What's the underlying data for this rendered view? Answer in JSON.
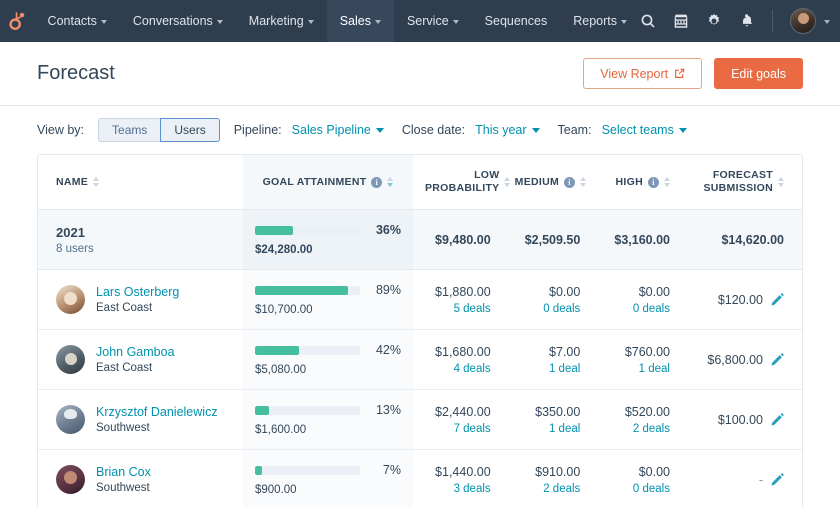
{
  "nav": {
    "logo": "hubspot-logo",
    "items": [
      {
        "label": "Contacts",
        "caret": true,
        "active": false
      },
      {
        "label": "Conversations",
        "caret": true,
        "active": false
      },
      {
        "label": "Marketing",
        "caret": true,
        "active": false
      },
      {
        "label": "Sales",
        "caret": true,
        "active": true
      },
      {
        "label": "Service",
        "caret": true,
        "active": false
      },
      {
        "label": "Sequences",
        "caret": false,
        "active": false
      },
      {
        "label": "Reports",
        "caret": true,
        "active": false
      }
    ],
    "icons": [
      "search-icon",
      "marketplace-icon",
      "settings-gear-icon",
      "notifications-bell-icon"
    ],
    "avatar": "user-avatar"
  },
  "header": {
    "title": "Forecast",
    "view_report_label": "View Report",
    "edit_goals_label": "Edit goals"
  },
  "filters": {
    "view_by_label": "View by:",
    "toggle": {
      "teams": "Teams",
      "users": "Users",
      "selected": "Users"
    },
    "pipeline_label": "Pipeline:",
    "pipeline_value": "Sales Pipeline",
    "close_date_label": "Close date:",
    "close_date_value": "This year",
    "team_label": "Team:",
    "team_value": "Select teams"
  },
  "table": {
    "headers": {
      "name": "NAME",
      "goal_attainment": "GOAL ATTAINMENT",
      "low_probability_line1": "LOW",
      "low_probability_line2": "PROBABILITY",
      "medium": "MEDIUM",
      "high": "HIGH",
      "forecast_line1": "FORECAST",
      "forecast_line2": "SUBMISSION"
    },
    "summary": {
      "title": "2021",
      "subtitle": "8 users",
      "goal_pct": "36%",
      "goal_pct_value": 36,
      "goal_amount": "$24,280.00",
      "low": "$9,480.00",
      "medium": "$2,509.50",
      "high": "$3,160.00",
      "forecast": "$14,620.00"
    },
    "rows": [
      {
        "name": "Lars Osterberg",
        "team": "East Coast",
        "avatar": "avatar-lars-osterberg",
        "goal_pct": "89%",
        "goal_pct_value": 89,
        "goal_amount": "$10,700.00",
        "low": "$1,880.00",
        "low_deals": "5 deals",
        "medium": "$0.00",
        "medium_deals": "0 deals",
        "high": "$0.00",
        "high_deals": "0 deals",
        "forecast": "$120.00"
      },
      {
        "name": "John Gamboa",
        "team": "East Coast",
        "avatar": "avatar-john-gamboa",
        "goal_pct": "42%",
        "goal_pct_value": 42,
        "goal_amount": "$5,080.00",
        "low": "$1,680.00",
        "low_deals": "4 deals",
        "medium": "$7.00",
        "medium_deals": "1 deal",
        "high": "$760.00",
        "high_deals": "1 deal",
        "forecast": "$6,800.00"
      },
      {
        "name": "Krzysztof Danielewicz",
        "team": "Southwest",
        "avatar": "avatar-krzysztof-danielewicz",
        "goal_pct": "13%",
        "goal_pct_value": 13,
        "goal_amount": "$1,600.00",
        "low": "$2,440.00",
        "low_deals": "7 deals",
        "medium": "$350.00",
        "medium_deals": "1 deal",
        "high": "$520.00",
        "high_deals": "2 deals",
        "forecast": "$100.00"
      },
      {
        "name": "Brian Cox",
        "team": "Southwest",
        "avatar": "avatar-brian-cox",
        "goal_pct": "7%",
        "goal_pct_value": 7,
        "goal_amount": "$900.00",
        "low": "$1,440.00",
        "low_deals": "3 deals",
        "medium": "$910.00",
        "medium_deals": "2 deals",
        "high": "$0.00",
        "high_deals": "0 deals",
        "forecast": "-"
      }
    ]
  },
  "colors": {
    "nav_bg": "#2e3e4e",
    "accent_orange": "#ea6b43",
    "link_teal": "#0091ae",
    "progress_green": "#45bfa0",
    "text_dark": "#33475b"
  }
}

■ ■ ■ ■ ■ ■ ■

▶ _WHAT THIS TASK INVOLVES_: Reproduce the material word for word, minus the images.

▶ _CORRECT RESPONSE_:
What's the underlying data for this rendered view? Answer in JSON.
{
  "nav": {
    "logo": "hubspot-logo",
    "items": [
      {
        "label": "Contacts",
        "caret": true,
        "active": false
      },
      {
        "label": "Conversations",
        "caret": true,
        "active": false
      },
      {
        "label": "Marketing",
        "caret": true,
        "active": false
      },
      {
        "label": "Sales",
        "caret": true,
        "active": true
      },
      {
        "label": "Service",
        "caret": true,
        "active": false
      },
      {
        "label": "Sequences",
        "caret": false,
        "active": false
      },
      {
        "label": "Reports",
        "caret": true,
        "active": false
      }
    ],
    "icons": [
      "search-icon",
      "marketplace-icon",
      "settings-gear-icon",
      "notifications-bell-icon"
    ],
    "avatar": "user-avatar"
  },
  "header": {
    "title": "Forecast",
    "view_report_label": "View Report",
    "edit_goals_label": "Edit goals"
  },
  "filters": {
    "view_by_label": "View by:",
    "toggle": {
      "teams": "Teams",
      "users": "Users",
      "selected": "Users"
    },
    "pipeline_label": "Pipeline:",
    "pipeline_value": "Sales Pipeline",
    "close_date_label": "Close date:",
    "close_date_value": "This year",
    "team_label": "Team:",
    "team_value": "Select teams"
  },
  "table": {
    "headers": {
      "name": "NAME",
      "goal_attainment": "GOAL ATTAINMENT",
      "low_probability_line1": "LOW",
      "low_probability_line2": "PROBABILITY",
      "medium": "MEDIUM",
      "high": "HIGH",
      "forecast_line1": "FORECAST",
      "forecast_line2": "SUBMISSION"
    },
    "summary": {
      "title": "2021",
      "subtitle": "8 users",
      "goal_pct": "36%",
      "goal_pct_value": 36,
      "goal_amount": "$24,280.00",
      "low": "$9,480.00",
      "medium": "$2,509.50",
      "high": "$3,160.00",
      "forecast": "$14,620.00"
    },
    "rows": [
      {
        "name": "Lars Osterberg",
        "team": "East Coast",
        "avatar": "avatar-lars-osterberg",
        "goal_pct": "89%",
        "goal_pct_value": 89,
        "goal_amount": "$10,700.00",
        "low": "$1,880.00",
        "low_deals": "5 deals",
        "medium": "$0.00",
        "medium_deals": "0 deals",
        "high": "$0.00",
        "high_deals": "0 deals",
        "forecast": "$120.00"
      },
      {
        "name": "John Gamboa",
        "team": "East Coast",
        "avatar": "avatar-john-gamboa",
        "goal_pct": "42%",
        "goal_pct_value": 42,
        "goal_amount": "$5,080.00",
        "low": "$1,680.00",
        "low_deals": "4 deals",
        "medium": "$7.00",
        "medium_deals": "1 deal",
        "high": "$760.00",
        "high_deals": "1 deal",
        "forecast": "$6,800.00"
      },
      {
        "name": "Krzysztof Danielewicz",
        "team": "Southwest",
        "avatar": "avatar-krzysztof-danielewicz",
        "goal_pct": "13%",
        "goal_pct_value": 13,
        "goal_amount": "$1,600.00",
        "low": "$2,440.00",
        "low_deals": "7 deals",
        "medium": "$350.00",
        "medium_deals": "1 deal",
        "high": "$520.00",
        "high_deals": "2 deals",
        "forecast": "$100.00"
      },
      {
        "name": "Brian Cox",
        "team": "Southwest",
        "avatar": "avatar-brian-cox",
        "goal_pct": "7%",
        "goal_pct_value": 7,
        "goal_amount": "$900.00",
        "low": "$1,440.00",
        "low_deals": "3 deals",
        "medium": "$910.00",
        "medium_deals": "2 deals",
        "high": "$0.00",
        "high_deals": "0 deals",
        "forecast": "-"
      }
    ]
  },
  "colors": {
    "nav_bg": "#2e3e4e",
    "accent_orange": "#ea6b43",
    "link_teal": "#0091ae",
    "progress_green": "#45bfa0",
    "text_dark": "#33475b"
  }
}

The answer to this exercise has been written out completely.